Problem details: Look over the lines below. Report each one that includes the string "dont".

## Begin Data shown

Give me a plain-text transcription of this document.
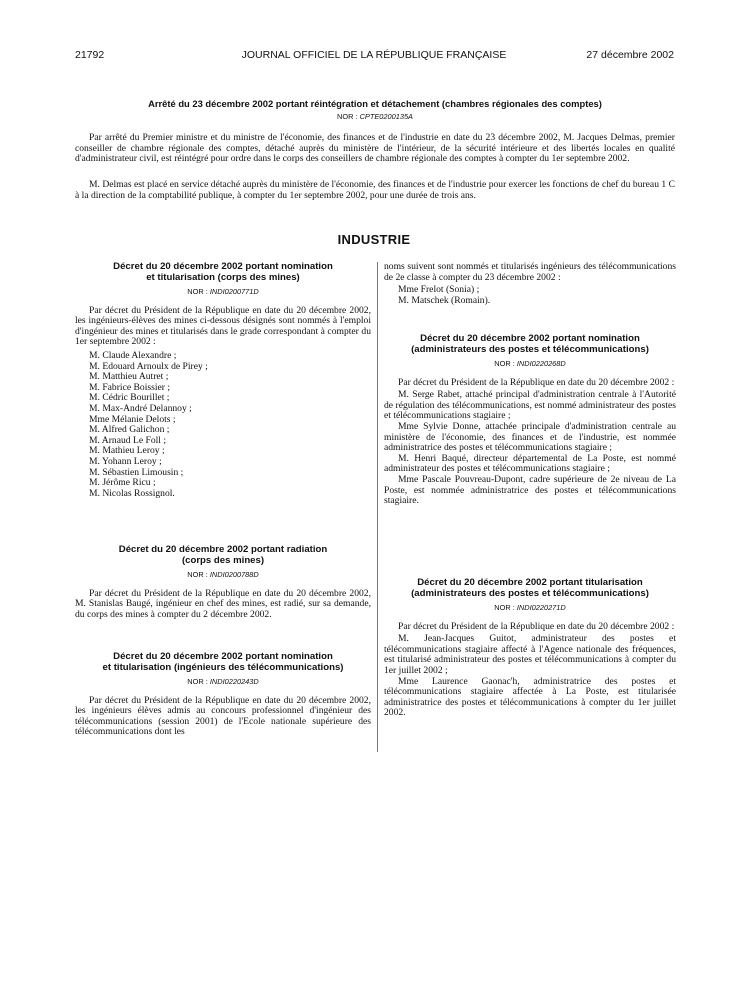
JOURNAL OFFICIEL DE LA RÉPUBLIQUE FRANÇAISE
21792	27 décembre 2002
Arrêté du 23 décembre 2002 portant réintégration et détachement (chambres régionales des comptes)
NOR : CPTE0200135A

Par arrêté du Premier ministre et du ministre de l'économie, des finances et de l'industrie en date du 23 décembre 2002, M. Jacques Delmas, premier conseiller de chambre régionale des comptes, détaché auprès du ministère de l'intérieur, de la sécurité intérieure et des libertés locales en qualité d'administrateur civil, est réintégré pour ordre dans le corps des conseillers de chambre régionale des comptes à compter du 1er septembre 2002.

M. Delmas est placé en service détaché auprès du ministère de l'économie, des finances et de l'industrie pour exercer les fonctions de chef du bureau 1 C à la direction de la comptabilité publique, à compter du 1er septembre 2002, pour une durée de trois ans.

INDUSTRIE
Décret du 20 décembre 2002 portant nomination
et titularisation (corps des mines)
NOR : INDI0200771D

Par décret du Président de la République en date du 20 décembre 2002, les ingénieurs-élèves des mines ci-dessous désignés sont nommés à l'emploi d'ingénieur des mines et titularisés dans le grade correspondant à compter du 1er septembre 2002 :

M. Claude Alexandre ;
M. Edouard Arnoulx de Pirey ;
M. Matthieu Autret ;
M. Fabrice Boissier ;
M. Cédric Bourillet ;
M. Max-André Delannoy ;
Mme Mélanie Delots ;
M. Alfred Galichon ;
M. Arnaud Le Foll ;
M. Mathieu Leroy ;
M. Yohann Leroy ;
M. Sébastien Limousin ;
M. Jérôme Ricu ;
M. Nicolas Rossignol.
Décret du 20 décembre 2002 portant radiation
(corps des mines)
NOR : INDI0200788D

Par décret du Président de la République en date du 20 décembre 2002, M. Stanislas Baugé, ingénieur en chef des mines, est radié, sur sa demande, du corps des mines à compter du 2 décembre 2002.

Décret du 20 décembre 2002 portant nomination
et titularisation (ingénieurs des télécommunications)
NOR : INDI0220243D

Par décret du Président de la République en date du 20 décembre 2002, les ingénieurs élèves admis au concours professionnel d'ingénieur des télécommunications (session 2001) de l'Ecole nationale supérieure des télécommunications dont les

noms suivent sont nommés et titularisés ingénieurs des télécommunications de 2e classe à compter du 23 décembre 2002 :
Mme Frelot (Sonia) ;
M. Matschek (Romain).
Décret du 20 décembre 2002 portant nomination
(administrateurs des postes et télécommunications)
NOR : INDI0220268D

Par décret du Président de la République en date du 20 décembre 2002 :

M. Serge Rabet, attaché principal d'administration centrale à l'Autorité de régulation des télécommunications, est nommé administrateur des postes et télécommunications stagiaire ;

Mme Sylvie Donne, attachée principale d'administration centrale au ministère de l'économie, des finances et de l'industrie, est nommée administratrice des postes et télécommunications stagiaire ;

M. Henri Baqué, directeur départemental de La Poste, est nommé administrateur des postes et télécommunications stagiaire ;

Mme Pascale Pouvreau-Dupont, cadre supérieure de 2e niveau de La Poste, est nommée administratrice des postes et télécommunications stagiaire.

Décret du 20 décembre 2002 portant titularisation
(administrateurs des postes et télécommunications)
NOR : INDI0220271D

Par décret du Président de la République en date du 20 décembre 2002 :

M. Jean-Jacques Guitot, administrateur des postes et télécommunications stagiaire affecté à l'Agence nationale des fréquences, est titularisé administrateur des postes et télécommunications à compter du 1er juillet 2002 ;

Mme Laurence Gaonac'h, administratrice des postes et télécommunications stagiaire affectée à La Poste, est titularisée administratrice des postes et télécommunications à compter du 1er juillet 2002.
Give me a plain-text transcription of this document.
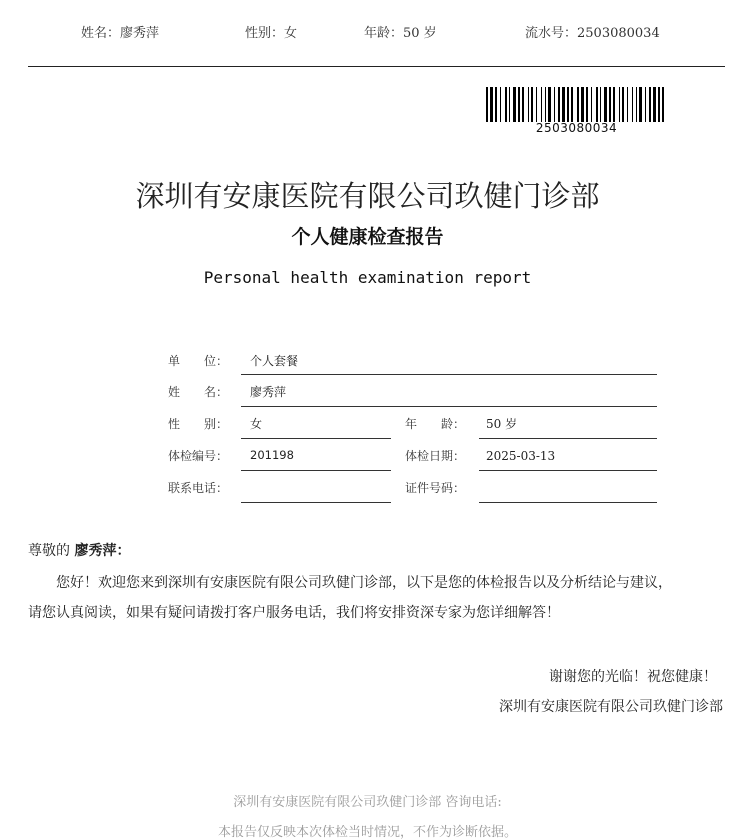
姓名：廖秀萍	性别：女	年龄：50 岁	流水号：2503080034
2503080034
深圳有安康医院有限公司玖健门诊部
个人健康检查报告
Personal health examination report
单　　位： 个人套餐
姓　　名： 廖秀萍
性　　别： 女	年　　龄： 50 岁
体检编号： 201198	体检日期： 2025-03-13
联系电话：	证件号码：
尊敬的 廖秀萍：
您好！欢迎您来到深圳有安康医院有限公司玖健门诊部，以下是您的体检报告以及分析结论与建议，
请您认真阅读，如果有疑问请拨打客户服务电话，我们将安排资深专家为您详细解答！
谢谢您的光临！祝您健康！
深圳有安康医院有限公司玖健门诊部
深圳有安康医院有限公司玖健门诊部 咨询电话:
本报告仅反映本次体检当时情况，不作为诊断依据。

## End Data shown
## Begin Data shown

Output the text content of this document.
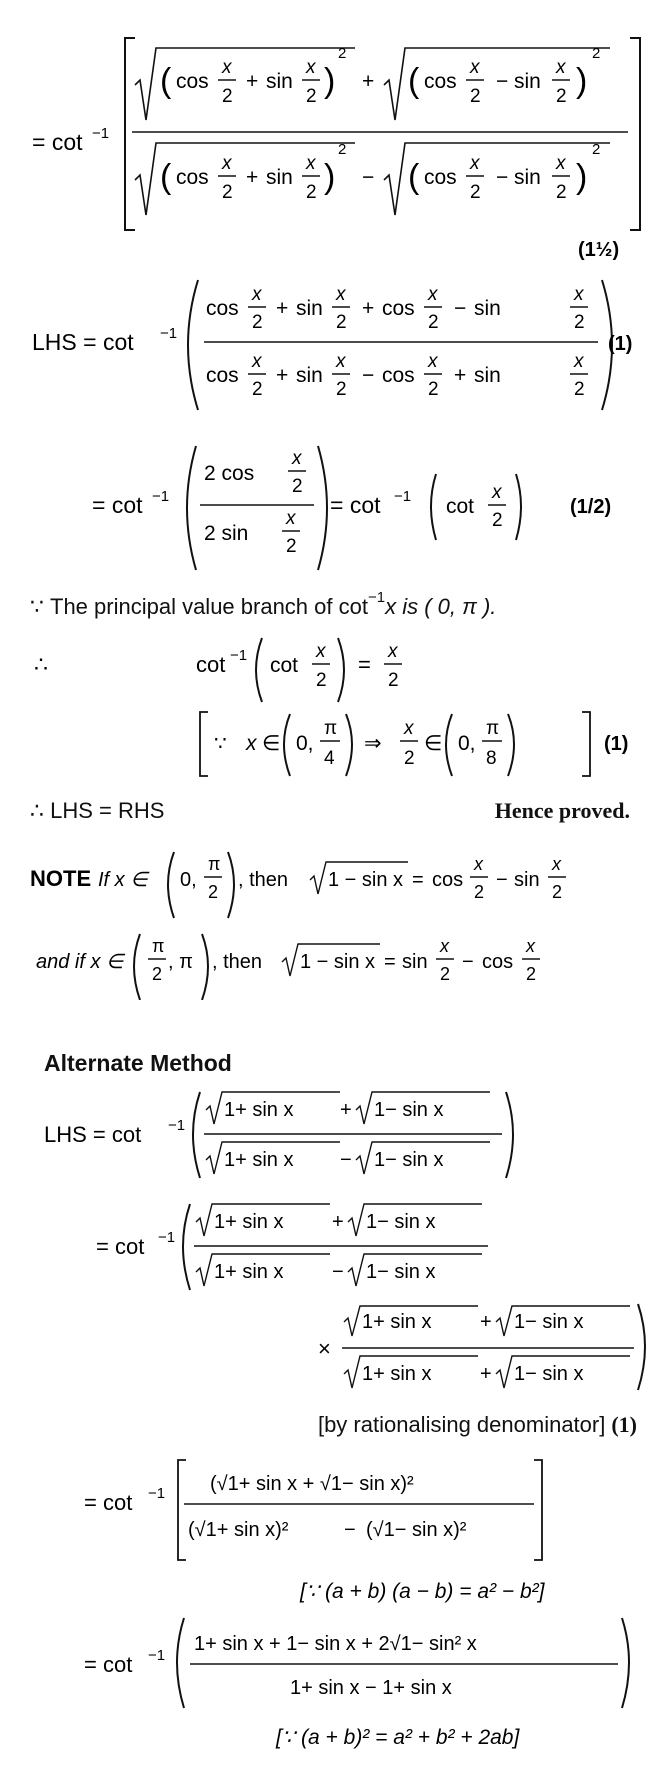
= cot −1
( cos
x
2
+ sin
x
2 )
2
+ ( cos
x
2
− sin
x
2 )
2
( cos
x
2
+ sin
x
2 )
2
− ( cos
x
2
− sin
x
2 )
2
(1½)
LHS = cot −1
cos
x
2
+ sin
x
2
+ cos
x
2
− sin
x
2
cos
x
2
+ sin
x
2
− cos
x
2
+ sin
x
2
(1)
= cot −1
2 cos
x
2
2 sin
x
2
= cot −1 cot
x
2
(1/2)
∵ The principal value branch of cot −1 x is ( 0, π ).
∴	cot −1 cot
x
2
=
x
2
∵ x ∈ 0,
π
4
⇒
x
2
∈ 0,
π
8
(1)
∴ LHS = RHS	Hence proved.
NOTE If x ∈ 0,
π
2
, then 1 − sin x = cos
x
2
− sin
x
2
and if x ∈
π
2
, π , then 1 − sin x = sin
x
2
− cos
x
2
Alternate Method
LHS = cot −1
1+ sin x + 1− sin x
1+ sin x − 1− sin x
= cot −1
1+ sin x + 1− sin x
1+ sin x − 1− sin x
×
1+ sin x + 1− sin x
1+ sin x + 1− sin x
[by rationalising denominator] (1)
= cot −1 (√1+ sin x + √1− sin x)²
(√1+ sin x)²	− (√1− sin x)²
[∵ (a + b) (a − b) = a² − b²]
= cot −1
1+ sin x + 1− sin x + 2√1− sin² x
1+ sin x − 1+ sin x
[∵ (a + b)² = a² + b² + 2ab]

## End Data shown
## Begin Data shown

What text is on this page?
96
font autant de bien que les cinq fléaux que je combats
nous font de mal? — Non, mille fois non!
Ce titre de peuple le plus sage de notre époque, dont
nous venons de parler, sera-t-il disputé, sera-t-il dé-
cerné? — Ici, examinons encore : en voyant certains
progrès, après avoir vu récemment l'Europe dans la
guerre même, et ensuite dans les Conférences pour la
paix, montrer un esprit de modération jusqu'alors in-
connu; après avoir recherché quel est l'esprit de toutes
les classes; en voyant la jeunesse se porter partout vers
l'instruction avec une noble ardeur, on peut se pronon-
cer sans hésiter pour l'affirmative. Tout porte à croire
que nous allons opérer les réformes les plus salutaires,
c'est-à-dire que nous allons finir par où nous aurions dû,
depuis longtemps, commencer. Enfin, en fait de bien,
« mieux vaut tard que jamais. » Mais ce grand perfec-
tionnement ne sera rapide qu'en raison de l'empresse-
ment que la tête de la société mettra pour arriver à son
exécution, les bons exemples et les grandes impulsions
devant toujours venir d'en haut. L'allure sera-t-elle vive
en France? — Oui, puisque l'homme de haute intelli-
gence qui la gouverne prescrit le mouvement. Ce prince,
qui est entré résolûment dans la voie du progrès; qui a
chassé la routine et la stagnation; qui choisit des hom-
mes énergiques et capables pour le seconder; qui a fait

## End Data shown

Solution for this exercise:
Par décret du Président de la République en date du 20 décembre 2002, les ingénieurs élèves admis au concours professionnel d'ingénieur des télécommunications (session 2001) de l'Ecole nationale supérieure des télécommunications dont les
Ce titre de peuple le plus sage de notre époque, dont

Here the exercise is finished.